• **GIVEN PROBLEM 1**:
Reproduce the part of the passage on the SPIDER telescope starting with "The telescopes, built" and going on through "the report said.".
• **GIVEN PROBLEM 2**:
Write what comes next in the passage on the SPIDER balloon telescope, picking up after its final sentence.

The telescopes, built by an international collaboration led by physicists from the California Institute of Technology and Princeton, are designed to detect faint curlicues in the polarization of the microwaves. According to a widely held theory known as inflation, such curls would have been caused by violent disruptions of space-time when the universe as we know it began expanding, a sliver of a moment after time as we think we understand it began, the report said.
If SPIDER finds these patterns of polarization, “it would be a smoking gun of how the universe began, ” said University of British Colombia professor Mark Halpern, a member of the SPIDER team, on the CBC program On The Coast.
According to Halpern, scientists theorize that during the Big Bang, there was an “unbelievable expansion of the universe … that the whole universe came to be in a tiny fraction of a second out of something that at the start was way less than a grain of sand, and then stopped expanding.”
The telescope weighs about the same as a Ford Explorer and is attached to an inflatable helium balloon that is roughly the size of a professional hockey arena. It will remain airborne for 20 days at an altitude of 36 km, cruising on the circumpolar winds that circle the coast of Antarctica, CBC said.

• **MATERIAL**:

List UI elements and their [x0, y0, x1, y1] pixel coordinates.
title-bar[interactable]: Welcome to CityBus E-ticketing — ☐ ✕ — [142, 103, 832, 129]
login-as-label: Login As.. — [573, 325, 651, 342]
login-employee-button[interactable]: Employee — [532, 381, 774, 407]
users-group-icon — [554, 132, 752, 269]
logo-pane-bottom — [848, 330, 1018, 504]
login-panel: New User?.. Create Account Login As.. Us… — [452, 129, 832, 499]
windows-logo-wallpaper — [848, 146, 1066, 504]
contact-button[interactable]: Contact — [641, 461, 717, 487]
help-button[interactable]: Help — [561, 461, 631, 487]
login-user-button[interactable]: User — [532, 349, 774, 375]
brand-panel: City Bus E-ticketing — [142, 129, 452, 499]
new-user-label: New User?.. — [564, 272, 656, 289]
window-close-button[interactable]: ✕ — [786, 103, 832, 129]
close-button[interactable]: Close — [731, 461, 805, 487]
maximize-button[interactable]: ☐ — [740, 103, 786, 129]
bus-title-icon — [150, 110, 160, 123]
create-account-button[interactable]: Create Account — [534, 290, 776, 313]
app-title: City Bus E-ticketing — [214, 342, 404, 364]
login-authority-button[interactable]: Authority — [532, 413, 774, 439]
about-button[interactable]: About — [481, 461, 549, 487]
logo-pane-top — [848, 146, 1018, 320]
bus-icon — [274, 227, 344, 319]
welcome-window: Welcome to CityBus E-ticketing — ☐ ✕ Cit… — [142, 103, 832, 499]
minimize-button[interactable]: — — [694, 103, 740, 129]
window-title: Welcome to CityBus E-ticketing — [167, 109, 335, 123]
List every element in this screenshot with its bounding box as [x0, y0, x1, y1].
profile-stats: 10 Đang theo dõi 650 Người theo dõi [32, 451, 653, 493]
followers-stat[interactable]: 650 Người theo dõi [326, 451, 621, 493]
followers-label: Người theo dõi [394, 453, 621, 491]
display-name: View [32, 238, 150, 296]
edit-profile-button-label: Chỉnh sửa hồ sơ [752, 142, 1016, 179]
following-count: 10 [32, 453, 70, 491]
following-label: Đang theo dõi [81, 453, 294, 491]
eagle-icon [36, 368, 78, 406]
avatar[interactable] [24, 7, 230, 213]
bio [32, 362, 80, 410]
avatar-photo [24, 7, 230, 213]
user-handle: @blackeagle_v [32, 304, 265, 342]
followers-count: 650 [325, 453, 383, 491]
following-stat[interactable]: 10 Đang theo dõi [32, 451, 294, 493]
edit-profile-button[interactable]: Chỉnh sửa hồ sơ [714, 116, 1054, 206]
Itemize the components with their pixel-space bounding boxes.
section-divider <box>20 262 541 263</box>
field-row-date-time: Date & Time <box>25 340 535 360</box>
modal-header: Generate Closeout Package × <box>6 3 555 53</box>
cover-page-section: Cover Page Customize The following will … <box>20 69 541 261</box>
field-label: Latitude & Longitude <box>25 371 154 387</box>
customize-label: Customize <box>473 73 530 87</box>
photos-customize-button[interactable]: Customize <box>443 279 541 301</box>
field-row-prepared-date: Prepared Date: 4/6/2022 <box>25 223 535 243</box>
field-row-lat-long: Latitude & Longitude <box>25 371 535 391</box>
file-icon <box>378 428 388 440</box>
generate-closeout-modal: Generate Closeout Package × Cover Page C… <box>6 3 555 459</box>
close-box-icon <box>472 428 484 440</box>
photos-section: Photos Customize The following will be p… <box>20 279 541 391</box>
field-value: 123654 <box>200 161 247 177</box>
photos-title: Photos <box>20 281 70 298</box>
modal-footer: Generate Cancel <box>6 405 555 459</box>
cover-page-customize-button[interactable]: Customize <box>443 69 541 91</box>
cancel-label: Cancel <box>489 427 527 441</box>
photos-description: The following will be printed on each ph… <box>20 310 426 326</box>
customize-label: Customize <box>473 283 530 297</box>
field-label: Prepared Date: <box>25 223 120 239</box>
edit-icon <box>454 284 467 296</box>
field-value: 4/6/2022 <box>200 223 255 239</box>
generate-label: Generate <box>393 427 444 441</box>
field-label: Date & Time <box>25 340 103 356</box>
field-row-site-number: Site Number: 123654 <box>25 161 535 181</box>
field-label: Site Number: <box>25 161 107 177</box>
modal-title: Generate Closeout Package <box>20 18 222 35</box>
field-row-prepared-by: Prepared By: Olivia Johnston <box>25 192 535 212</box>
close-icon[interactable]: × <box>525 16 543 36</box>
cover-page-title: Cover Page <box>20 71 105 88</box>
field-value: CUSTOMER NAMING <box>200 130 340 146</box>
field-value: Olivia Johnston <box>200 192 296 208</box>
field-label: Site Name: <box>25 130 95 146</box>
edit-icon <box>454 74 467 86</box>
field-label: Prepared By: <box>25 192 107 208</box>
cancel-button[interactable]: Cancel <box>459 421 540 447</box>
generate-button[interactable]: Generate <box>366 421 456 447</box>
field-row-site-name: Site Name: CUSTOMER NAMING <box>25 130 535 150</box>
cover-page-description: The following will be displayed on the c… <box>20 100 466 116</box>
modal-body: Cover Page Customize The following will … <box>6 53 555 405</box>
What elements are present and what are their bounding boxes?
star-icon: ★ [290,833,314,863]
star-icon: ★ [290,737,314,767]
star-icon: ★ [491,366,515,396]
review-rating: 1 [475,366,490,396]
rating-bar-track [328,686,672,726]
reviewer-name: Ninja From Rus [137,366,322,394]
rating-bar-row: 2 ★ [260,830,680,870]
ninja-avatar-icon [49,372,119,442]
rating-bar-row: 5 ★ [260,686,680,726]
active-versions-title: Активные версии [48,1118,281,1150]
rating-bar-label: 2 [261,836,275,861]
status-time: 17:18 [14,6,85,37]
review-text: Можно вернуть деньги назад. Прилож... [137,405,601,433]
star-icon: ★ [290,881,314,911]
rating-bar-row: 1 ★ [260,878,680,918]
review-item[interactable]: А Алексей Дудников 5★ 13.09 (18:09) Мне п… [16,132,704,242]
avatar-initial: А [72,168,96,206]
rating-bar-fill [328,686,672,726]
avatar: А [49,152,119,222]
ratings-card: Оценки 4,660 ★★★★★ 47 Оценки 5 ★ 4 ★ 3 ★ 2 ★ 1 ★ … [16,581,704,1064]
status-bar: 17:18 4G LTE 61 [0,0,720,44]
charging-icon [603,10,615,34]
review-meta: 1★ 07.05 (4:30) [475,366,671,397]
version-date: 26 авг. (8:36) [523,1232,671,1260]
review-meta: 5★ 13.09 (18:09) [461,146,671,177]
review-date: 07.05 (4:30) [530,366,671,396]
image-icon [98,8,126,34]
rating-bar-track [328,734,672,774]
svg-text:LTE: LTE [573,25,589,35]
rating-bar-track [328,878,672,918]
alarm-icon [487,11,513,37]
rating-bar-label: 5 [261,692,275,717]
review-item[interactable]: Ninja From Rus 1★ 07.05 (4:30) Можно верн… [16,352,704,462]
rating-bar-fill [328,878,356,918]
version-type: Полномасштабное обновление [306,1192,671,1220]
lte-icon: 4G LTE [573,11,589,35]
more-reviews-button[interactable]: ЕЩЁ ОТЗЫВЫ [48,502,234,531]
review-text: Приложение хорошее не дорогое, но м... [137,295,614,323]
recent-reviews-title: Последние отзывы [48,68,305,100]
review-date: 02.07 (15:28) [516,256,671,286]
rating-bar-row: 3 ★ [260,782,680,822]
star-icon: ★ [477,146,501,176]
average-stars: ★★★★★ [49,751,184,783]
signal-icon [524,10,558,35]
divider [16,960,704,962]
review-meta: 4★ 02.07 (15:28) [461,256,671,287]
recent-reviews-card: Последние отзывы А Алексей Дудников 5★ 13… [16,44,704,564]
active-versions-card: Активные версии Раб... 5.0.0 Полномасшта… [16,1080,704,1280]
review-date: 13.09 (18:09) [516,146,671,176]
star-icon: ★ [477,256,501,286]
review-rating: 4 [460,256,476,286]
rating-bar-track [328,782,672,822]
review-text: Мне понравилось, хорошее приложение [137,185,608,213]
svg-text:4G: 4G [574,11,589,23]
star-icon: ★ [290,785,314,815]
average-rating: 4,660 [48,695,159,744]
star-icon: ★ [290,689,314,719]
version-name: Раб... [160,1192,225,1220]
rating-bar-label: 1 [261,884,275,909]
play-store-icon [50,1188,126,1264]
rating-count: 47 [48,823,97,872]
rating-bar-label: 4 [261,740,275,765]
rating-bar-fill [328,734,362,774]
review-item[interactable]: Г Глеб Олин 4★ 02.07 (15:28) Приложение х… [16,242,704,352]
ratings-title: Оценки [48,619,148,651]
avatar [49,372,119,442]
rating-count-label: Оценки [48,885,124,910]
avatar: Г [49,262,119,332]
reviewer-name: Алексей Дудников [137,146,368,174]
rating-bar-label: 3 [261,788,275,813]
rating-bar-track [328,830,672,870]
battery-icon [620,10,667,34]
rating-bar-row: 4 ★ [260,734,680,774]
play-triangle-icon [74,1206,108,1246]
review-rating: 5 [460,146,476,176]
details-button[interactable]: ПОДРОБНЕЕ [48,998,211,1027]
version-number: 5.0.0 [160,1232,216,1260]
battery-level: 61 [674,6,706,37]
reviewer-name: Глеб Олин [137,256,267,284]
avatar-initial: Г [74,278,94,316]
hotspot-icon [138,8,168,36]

• **RESPONSE 1**:
The telescopes, built by an international collaboration led by physicists from the California Institute of Technology and Princeton, are designed to detect faint curlicues in the polarization of the microwaves. According to a widely held theory known as inflation, such curls would have been caused by violent disruptions of space-time when the universe as we know it began expanding, a sliver of a moment after time as we think we understand it began, the report said.

• **RESPONSE 2**:
The puzzle for scientists is understanding why the universe, which is so old, didn’t fly apart or collapse, Halpern said.
“If it kept expanding, it would now be empty…It would be so expanded that the number of atoms per cubic metre would be uninteresting.”
SPIDER will observe the microwaves in two wavelengths which will allow them to distinguish dust from primordial space-time ripples. It will also have the advantage of being above the atmosphere, the Times said
SPIDER was shipped from Canada, where it was built over the course of a decade. Researchers had to separate it into pieces and then put it back together on site, CBC said.